Return the lines where the word "this" occurs.

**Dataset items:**
--- begin ---
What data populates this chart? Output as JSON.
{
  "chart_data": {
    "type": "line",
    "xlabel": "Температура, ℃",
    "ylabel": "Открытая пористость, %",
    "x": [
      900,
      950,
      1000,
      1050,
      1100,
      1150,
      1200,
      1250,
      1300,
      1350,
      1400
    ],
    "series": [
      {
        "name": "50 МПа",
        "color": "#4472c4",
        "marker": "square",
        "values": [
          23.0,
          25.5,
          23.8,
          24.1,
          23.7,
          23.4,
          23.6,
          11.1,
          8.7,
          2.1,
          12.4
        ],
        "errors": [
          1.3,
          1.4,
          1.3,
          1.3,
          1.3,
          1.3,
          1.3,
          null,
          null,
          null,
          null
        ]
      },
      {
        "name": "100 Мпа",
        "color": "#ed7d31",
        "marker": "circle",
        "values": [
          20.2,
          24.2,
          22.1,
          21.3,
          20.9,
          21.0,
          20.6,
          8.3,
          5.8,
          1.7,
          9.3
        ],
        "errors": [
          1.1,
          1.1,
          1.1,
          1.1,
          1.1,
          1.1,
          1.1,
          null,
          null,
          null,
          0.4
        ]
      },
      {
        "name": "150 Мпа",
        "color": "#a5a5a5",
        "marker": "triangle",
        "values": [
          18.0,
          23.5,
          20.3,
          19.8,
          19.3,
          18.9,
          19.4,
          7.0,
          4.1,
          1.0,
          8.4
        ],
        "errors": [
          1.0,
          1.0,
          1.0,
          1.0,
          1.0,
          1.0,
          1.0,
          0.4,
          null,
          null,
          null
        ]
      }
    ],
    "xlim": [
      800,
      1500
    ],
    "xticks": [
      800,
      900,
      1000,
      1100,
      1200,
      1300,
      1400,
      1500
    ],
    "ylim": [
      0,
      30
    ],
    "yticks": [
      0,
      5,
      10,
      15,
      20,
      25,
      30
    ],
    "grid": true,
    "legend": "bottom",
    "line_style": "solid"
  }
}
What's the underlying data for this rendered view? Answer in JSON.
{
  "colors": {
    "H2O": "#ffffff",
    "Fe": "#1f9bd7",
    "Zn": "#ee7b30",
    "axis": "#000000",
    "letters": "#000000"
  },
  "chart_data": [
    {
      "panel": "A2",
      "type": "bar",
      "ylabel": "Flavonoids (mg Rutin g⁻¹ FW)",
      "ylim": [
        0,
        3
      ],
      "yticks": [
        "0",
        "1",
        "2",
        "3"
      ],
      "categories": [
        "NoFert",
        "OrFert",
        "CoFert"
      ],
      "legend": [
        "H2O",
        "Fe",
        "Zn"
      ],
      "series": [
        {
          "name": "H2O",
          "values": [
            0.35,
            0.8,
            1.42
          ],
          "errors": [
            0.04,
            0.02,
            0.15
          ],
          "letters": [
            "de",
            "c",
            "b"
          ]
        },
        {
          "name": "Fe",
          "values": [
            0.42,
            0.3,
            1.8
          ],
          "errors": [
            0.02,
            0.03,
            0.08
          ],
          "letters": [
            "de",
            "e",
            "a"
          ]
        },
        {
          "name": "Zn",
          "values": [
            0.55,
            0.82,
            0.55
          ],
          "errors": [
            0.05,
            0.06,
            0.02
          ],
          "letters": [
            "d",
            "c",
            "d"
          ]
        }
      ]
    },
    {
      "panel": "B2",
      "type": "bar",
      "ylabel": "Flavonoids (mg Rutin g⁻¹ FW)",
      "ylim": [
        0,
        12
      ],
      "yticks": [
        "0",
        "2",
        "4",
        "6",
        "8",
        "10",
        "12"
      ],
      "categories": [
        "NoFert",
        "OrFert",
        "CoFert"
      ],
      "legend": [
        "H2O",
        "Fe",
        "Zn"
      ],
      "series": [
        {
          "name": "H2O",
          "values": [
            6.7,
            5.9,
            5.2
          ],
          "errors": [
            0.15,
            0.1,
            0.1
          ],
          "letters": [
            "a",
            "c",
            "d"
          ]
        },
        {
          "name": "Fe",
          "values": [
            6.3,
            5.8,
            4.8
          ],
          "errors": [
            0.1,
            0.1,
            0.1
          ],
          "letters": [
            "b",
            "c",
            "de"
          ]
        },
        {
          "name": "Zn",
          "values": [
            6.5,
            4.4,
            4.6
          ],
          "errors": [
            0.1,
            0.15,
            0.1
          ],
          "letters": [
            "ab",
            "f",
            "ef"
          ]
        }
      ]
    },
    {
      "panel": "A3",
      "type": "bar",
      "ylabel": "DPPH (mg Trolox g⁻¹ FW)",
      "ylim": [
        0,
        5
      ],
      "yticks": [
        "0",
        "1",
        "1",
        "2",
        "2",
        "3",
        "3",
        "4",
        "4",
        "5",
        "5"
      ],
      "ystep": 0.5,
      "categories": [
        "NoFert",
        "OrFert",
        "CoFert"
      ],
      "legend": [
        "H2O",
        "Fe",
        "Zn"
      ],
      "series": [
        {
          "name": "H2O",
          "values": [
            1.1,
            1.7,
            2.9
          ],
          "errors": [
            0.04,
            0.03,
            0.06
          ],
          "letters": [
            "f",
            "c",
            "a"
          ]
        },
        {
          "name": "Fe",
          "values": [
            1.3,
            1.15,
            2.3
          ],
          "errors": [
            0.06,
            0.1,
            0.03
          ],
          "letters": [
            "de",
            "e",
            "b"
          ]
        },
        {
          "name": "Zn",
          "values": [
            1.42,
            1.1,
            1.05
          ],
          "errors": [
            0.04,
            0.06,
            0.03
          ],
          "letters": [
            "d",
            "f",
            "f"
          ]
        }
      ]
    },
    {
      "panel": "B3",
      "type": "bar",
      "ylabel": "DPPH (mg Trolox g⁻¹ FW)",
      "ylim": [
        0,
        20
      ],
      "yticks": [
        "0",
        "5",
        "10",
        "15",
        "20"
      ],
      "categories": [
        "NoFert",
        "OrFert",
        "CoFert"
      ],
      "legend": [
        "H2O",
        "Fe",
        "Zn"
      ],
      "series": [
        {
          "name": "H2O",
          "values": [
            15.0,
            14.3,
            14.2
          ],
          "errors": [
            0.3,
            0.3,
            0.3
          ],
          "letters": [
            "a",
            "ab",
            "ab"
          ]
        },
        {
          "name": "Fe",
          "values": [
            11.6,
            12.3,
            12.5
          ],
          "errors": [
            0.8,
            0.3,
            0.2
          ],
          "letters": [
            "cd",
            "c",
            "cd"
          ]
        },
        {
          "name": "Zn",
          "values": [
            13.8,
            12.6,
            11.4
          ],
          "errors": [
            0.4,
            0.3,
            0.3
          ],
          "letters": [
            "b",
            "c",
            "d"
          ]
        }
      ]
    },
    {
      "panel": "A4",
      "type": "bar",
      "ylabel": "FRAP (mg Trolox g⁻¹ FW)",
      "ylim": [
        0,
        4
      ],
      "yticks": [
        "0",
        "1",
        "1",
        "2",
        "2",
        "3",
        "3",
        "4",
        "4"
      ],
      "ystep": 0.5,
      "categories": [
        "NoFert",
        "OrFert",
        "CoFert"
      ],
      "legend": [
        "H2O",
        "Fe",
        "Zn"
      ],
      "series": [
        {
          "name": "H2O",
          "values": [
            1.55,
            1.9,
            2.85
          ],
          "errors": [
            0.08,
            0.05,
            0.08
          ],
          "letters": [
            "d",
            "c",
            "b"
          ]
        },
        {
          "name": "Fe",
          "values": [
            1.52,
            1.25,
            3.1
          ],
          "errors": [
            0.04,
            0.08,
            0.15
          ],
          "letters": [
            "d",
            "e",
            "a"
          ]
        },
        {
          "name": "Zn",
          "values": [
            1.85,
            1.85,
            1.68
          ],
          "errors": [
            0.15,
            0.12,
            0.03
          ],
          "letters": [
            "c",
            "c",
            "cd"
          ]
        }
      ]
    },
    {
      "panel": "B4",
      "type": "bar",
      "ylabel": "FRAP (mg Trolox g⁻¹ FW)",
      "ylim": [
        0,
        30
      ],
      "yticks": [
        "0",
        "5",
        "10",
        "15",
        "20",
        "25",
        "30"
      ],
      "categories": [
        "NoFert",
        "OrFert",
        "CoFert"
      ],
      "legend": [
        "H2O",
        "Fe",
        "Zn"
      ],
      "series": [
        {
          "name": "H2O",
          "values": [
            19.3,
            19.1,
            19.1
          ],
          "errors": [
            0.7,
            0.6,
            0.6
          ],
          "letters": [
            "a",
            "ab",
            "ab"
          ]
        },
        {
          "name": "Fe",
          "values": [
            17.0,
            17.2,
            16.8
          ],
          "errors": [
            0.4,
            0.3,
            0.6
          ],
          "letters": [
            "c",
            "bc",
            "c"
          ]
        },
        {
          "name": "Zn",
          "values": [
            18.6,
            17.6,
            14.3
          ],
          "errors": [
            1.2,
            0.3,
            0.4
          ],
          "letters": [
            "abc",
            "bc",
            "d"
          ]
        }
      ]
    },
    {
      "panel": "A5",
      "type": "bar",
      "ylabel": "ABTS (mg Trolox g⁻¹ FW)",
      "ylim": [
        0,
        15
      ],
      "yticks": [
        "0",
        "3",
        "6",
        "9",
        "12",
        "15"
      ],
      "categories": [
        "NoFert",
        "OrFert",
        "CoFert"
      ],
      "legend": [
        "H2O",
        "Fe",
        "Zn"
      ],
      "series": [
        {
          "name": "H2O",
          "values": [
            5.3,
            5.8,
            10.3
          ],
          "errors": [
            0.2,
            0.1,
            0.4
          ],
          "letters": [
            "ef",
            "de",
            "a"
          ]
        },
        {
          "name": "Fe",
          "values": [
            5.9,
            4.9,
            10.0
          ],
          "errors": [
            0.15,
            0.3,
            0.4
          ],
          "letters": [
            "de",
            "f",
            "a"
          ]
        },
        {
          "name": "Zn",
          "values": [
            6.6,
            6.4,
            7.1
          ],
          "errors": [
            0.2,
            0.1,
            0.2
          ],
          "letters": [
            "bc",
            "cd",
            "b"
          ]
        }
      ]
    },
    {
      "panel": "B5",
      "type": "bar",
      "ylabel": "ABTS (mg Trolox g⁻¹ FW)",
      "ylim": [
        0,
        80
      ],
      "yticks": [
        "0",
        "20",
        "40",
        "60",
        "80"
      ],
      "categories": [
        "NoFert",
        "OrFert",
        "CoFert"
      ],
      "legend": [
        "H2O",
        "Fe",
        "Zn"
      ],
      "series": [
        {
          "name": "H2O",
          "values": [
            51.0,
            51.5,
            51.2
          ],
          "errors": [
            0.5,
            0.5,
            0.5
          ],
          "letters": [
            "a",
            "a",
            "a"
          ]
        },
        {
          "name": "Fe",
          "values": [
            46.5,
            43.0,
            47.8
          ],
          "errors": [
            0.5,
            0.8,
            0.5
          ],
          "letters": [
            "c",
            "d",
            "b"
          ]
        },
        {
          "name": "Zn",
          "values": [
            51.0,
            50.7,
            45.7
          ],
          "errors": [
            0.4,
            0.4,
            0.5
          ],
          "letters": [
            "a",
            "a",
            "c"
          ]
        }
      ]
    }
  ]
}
--- end ---
**Response below:**
What data populates this chart? Output as JSON.
What's the underlying data for this rendered view? Answer in JSON.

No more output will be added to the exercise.